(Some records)
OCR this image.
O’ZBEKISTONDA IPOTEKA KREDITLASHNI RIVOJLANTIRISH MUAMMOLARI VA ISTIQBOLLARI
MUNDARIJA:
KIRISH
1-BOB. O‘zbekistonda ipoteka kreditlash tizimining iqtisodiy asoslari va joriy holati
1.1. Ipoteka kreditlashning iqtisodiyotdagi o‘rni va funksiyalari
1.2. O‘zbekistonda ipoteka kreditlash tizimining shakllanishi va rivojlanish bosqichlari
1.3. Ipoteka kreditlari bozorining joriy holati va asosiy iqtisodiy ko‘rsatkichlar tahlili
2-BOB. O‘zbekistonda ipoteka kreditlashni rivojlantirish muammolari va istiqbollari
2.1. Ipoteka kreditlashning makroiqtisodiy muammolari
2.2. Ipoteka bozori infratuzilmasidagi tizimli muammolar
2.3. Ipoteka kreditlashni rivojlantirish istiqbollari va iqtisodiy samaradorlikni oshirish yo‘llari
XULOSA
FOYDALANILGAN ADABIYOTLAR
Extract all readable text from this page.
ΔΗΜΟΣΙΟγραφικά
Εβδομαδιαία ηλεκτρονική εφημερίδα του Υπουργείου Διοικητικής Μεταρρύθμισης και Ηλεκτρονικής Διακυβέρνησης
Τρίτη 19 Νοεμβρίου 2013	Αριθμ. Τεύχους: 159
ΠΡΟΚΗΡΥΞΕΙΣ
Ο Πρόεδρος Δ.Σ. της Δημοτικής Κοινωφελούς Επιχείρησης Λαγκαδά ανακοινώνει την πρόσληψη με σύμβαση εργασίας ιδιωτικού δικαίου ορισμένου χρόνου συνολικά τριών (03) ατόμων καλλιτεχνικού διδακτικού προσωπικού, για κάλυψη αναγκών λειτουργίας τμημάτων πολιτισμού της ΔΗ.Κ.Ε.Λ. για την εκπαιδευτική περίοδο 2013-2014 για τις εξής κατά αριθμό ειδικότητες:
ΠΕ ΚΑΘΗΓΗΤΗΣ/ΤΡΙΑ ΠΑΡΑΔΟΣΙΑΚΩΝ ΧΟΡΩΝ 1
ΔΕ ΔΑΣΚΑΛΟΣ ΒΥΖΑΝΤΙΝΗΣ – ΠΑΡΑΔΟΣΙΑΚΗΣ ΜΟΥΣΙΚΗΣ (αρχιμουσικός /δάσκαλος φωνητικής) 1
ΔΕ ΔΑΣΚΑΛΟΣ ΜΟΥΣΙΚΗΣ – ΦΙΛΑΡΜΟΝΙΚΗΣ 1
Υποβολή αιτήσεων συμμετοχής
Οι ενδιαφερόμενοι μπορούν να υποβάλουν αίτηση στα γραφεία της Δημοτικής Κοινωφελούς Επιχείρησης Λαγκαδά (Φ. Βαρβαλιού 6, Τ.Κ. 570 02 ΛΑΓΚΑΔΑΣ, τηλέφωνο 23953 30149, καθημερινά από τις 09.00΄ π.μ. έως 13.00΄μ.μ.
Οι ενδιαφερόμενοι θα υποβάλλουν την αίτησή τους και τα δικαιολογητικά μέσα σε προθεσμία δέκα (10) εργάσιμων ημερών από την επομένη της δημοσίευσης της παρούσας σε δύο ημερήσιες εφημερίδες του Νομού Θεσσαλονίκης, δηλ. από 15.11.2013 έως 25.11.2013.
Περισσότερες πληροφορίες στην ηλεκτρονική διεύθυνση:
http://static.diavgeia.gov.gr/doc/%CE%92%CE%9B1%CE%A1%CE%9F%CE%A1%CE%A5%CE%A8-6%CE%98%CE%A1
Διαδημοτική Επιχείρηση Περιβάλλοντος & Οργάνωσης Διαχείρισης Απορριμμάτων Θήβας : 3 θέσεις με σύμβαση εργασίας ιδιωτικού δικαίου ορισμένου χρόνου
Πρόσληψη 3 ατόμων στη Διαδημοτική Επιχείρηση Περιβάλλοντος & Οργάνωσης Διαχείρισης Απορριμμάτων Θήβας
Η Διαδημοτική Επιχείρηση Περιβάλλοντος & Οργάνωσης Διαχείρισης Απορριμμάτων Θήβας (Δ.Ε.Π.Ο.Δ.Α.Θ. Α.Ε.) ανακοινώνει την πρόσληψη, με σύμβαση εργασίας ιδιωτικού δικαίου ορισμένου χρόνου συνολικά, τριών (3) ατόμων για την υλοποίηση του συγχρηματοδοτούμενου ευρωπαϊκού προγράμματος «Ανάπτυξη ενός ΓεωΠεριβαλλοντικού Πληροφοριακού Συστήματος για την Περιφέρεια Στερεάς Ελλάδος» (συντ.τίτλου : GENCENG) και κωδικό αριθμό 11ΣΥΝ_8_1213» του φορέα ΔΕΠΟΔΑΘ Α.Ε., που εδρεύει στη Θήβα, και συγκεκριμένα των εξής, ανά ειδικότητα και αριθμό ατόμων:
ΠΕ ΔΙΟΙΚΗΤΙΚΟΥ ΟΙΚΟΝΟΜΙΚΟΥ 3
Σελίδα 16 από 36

### INSTRUCTION
Retype every entry word for word.

### RESULT FOR THIS TASK
OCR this image.
O’ZBEKISTONDA IPOTEKA KREDITLASHNI RIVOJLANTIRISH MUAMMOLARI VA ISTIQBOLLARI
MUNDARIJA:
KIRISH
1-BOB. O‘zbekistonda ipoteka kreditlash tizimining iqtisodiy asoslari va joriy holati
1.1. Ipoteka kreditlashning iqtisodiyotdagi o‘rni va funksiyalari
1.2. O‘zbekistonda ipoteka kreditlash tizimining shakllanishi va rivojlanish bosqichlari
1.3. Ipoteka kreditlari bozorining joriy holati va asosiy iqtisodiy ko‘rsatkichlar tahlili
2-BOB. O‘zbekistonda ipoteka kreditlashni rivojlantirish muammolari va istiqbollari
2.1. Ipoteka kreditlashning makroiqtisodiy muammolari
2.2. Ipoteka bozori infratuzilmasidagi tizimli muammolar
2.3. Ipoteka kreditlashni rivojlantirish istiqbollari va iqtisodiy samaradorlikni oshirish yo‘llari
XULOSA
FOYDALANILGAN ADABIYOTLAR
Extract all readable text from this page.
ΔΗΜΟΣΙΟγραφικά
Εβδομαδιαία ηλεκτρονική εφημερίδα του Υπουργείου Διοικητικής Μεταρρύθμισης και Ηλεκτρονικής Διακυβέρνησης
Τρίτη 19 Νοεμβρίου 2013	Αριθμ. Τεύχους: 159
ΠΡΟΚΗΡΥΞΕΙΣ
Ο Πρόεδρος Δ.Σ. της Δημοτικής Κοινωφελούς Επιχείρησης Λαγκαδά ανακοινώνει την πρόσληψη με σύμβαση εργασίας ιδιωτικού δικαίου ορισμένου χρόνου συνολικά τριών (03) ατόμων καλλιτεχνικού διδακτικού προσωπικού, για κάλυψη αναγκών λειτουργίας τμημάτων πολιτισμού της ΔΗ.Κ.Ε.Λ. για την εκπαιδευτική περίοδο 2013-2014 για τις εξής κατά αριθμό ειδικότητες:
ΠΕ ΚΑΘΗΓΗΤΗΣ/ΤΡΙΑ ΠΑΡΑΔΟΣΙΑΚΩΝ ΧΟΡΩΝ 1
ΔΕ ΔΑΣΚΑΛΟΣ ΒΥΖΑΝΤΙΝΗΣ – ΠΑΡΑΔΟΣΙΑΚΗΣ ΜΟΥΣΙΚΗΣ (αρχιμουσικός /δάσκαλος φωνητικής) 1
ΔΕ ΔΑΣΚΑΛΟΣ ΜΟΥΣΙΚΗΣ – ΦΙΛΑΡΜΟΝΙΚΗΣ 1
Υποβολή αιτήσεων συμμετοχής
Οι ενδιαφερόμενοι μπορούν να υποβάλουν αίτηση στα γραφεία της Δημοτικής Κοινωφελούς Επιχείρησης Λαγκαδά (Φ. Βαρβαλιού 6, Τ.Κ. 570 02 ΛΑΓΚΑΔΑΣ, τηλέφωνο 23953 30149, καθημερινά από τις 09.00΄ π.μ. έως 13.00΄μ.μ.
Οι ενδιαφερόμενοι θα υποβάλλουν την αίτησή τους και τα δικαιολογητικά μέσα σε προθεσμία δέκα (10) εργάσιμων ημερών από την επομένη της δημοσίευσης της παρούσας σε δύο ημερήσιες εφημερίδες του Νομού Θεσσαλονίκης, δηλ. από 15.11.2013 έως 25.11.2013.
Περισσότερες πληροφορίες στην ηλεκτρονική διεύθυνση:
http://static.diavgeia.gov.gr/doc/%CE%92%CE%9B1%CE%A1%CE%9F%CE%A1%CE%A5%CE%A8-6%CE%98%CE%A1
Διαδημοτική Επιχείρηση Περιβάλλοντος & Οργάνωσης Διαχείρισης Απορριμμάτων Θήβας : 3 θέσεις με σύμβαση εργασίας ιδιωτικού δικαίου ορισμένου χρόνου
Πρόσληψη 3 ατόμων στη Διαδημοτική Επιχείρηση Περιβάλλοντος & Οργάνωσης Διαχείρισης Απορριμμάτων Θήβας
Η Διαδημοτική Επιχείρηση Περιβάλλοντος & Οργάνωσης Διαχείρισης Απορριμμάτων Θήβας (Δ.Ε.Π.Ο.Δ.Α.Θ. Α.Ε.) ανακοινώνει την πρόσληψη, με σύμβαση εργασίας ιδιωτικού δικαίου ορισμένου χρόνου συνολικά, τριών (3) ατόμων για την υλοποίηση του συγχρηματοδοτούμενου ευρωπαϊκού προγράμματος «Ανάπτυξη ενός ΓεωΠεριβαλλοντικού Πληροφοριακού Συστήματος για την Περιφέρεια Στερεάς Ελλάδος» (συντ.τίτλου : GENCENG) και κωδικό αριθμό 11ΣΥΝ_8_1213» του φορέα ΔΕΠΟΔΑΘ Α.Ε., που εδρεύει στη Θήβα, και συγκεκριμένα των εξής, ανά ειδικότητα και αριθμό ατόμων:
ΠΕ ΔΙΟΙΚΗΤΙΚΟΥ ΟΙΚΟΝΟΜΙΚΟΥ 3
Σελίδα 16 από 36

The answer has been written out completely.